EXERCÍCIO PROPOSTO 1
Reproduza fielmente o trecho do texto sobre legislação experimental que começa nas palavras "AGU e o Ministério" e vai até as palavras "a banda passar.", inclusive.

TRECHO DA PÁGINA
───

Legislação experimental, PL do Estupro e jabuti das blusinhas

AGU e o Ministério do Desenvolvimento, Indústria, Comércio e Serviços anunciaram no último dia 24 de junho uma cooperação para desenvolver o procedimento de legislação experimental. Você, pessoa desavisada e incrédula nas inovações que possam sinalizar alguma luz no ringue polarizado da crônica político-legislativa nacional saiba que ainda há vida republicana no Brasil.  Ainda que, por enquanto, seja o Executivo a dar o passo enquanto o Legislativo assista a banda passar.

A legislação experimental como o próprio nome indica é um procedimento (com garantias à uma polifonia dos afetados) que encontra o seu espaço de atuação, exatamente onde a possibilidade de consenso sobre como regular uma matéria parece estar a anos luz de um desfecho no mundo terreno.

───

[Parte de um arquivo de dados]
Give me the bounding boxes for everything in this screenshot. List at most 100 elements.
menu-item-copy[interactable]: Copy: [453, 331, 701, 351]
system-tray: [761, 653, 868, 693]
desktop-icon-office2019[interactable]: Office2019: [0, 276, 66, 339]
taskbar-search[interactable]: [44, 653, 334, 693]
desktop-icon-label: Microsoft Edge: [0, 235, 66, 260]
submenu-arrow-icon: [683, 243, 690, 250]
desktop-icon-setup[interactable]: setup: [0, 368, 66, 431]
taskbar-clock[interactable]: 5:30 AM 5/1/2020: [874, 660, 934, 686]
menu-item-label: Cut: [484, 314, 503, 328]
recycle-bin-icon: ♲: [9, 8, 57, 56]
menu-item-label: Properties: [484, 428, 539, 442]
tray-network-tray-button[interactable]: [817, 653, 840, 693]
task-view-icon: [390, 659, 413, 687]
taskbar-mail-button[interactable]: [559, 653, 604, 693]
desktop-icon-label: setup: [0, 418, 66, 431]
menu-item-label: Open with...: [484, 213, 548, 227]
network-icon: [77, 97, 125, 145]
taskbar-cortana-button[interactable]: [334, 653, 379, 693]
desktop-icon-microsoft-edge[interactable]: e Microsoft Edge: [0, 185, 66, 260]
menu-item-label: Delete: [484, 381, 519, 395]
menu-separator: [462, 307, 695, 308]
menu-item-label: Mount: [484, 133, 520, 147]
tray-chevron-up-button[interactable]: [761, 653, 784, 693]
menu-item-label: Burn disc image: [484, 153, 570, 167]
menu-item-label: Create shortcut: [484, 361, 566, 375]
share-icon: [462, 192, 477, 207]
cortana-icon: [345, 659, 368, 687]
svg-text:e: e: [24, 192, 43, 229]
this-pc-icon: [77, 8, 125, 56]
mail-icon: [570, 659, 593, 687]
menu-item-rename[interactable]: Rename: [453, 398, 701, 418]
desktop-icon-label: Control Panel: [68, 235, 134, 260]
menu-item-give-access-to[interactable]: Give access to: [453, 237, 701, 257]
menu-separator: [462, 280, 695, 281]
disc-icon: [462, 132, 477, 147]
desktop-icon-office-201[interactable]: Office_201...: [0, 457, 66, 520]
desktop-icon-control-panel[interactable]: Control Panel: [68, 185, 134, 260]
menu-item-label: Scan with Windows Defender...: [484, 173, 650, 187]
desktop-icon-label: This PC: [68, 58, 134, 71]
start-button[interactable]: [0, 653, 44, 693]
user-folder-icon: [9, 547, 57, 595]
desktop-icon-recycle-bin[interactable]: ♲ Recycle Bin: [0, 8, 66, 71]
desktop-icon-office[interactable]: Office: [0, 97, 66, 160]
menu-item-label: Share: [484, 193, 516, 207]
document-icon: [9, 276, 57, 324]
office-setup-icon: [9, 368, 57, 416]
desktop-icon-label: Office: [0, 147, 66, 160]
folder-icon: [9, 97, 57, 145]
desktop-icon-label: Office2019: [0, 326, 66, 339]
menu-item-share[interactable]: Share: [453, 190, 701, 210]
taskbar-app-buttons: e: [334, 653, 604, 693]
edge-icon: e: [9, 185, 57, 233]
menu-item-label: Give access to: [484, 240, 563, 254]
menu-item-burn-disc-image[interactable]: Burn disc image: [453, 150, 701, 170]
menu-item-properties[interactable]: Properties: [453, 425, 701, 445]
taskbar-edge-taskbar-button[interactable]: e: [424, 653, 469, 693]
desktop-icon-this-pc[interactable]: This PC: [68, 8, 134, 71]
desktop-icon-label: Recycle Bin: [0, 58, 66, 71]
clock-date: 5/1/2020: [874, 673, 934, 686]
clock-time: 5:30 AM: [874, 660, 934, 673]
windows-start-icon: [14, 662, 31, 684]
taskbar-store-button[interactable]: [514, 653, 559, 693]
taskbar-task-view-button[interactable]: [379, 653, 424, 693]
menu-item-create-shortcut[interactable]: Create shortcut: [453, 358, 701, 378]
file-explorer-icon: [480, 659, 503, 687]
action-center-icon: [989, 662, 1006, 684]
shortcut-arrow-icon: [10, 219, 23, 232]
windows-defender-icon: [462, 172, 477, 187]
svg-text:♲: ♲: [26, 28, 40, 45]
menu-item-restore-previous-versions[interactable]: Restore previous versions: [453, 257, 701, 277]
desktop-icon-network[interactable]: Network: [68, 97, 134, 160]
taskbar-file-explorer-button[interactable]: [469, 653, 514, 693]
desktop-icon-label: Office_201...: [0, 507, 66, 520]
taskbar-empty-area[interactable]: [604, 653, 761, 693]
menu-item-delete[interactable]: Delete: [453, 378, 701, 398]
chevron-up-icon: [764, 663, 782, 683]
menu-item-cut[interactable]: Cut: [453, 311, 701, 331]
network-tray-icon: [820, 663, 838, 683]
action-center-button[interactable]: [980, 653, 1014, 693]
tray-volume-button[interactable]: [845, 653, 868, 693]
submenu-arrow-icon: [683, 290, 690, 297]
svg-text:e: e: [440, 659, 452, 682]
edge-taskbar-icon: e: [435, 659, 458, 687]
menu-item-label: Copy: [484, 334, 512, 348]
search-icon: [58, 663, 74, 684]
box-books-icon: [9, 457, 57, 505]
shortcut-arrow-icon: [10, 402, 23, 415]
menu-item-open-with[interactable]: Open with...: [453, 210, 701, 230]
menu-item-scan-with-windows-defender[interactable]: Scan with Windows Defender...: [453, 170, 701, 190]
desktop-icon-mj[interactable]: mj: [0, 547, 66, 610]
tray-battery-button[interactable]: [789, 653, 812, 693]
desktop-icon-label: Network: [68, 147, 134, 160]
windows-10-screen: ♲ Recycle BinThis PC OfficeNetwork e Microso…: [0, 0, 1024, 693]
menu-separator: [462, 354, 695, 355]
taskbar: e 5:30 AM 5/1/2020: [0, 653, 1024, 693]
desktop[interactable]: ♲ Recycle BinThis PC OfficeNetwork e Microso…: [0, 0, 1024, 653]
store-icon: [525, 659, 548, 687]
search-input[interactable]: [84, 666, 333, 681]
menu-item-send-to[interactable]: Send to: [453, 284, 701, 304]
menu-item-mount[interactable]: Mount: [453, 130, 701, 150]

───

EXERCÍCIO PROPOSTO 2
Transcreva, por favor, sem alterações as entradas desde a primeira até a linha que contém "tray-chevron-up-button[interactable]: [761, 653, 784, 693]", incluindo essa linha.

RESPOSTA 1
AGU e o Ministério do Desenvolvimento, Indústria, Comércio e Serviços anunciaram no último dia 24 de junho uma cooperação para desenvolver o procedimento de legislação experimental. Você, pessoa desavisada e incrédula nas inovações que possam sinalizar alguma luz no ringue polarizado da crônica político-legislativa nacional saiba que ainda há vida republicana no Brasil.  Ainda que, por enquanto, seja o Executivo a dar o passo enquanto o Legislativo assista a banda passar.

RESPOSTA 2
Give me the bounding boxes for everything in this screenshot. List at most 100 elements.
menu-item-copy[interactable]: Copy: [453, 331, 701, 351]
system-tray: [761, 653, 868, 693]
desktop-icon-office2019[interactable]: Office2019: [0, 276, 66, 339]
taskbar-search[interactable]: [44, 653, 334, 693]
desktop-icon-label: Microsoft Edge: [0, 235, 66, 260]
submenu-arrow-icon: [683, 243, 690, 250]
desktop-icon-setup[interactable]: setup: [0, 368, 66, 431]
taskbar-clock[interactable]: 5:30 AM 5/1/2020: [874, 660, 934, 686]
menu-item-label: Cut: [484, 314, 503, 328]
recycle-bin-icon: ♲: [9, 8, 57, 56]
menu-item-label: Properties: [484, 428, 539, 442]
tray-network-tray-button[interactable]: [817, 653, 840, 693]
task-view-icon: [390, 659, 413, 687]
taskbar-mail-button[interactable]: [559, 653, 604, 693]
desktop-icon-label: setup: [0, 418, 66, 431]
menu-item-label: Open with...: [484, 213, 548, 227]
network-icon: [77, 97, 125, 145]
taskbar-cortana-button[interactable]: [334, 653, 379, 693]
desktop-icon-microsoft-edge[interactable]: e Microsoft Edge: [0, 185, 66, 260]
menu-item-label: Delete: [484, 381, 519, 395]
menu-separator: [462, 307, 695, 308]
menu-item-label: Mount: [484, 133, 520, 147]
tray-chevron-up-button[interactable]: [761, 653, 784, 693]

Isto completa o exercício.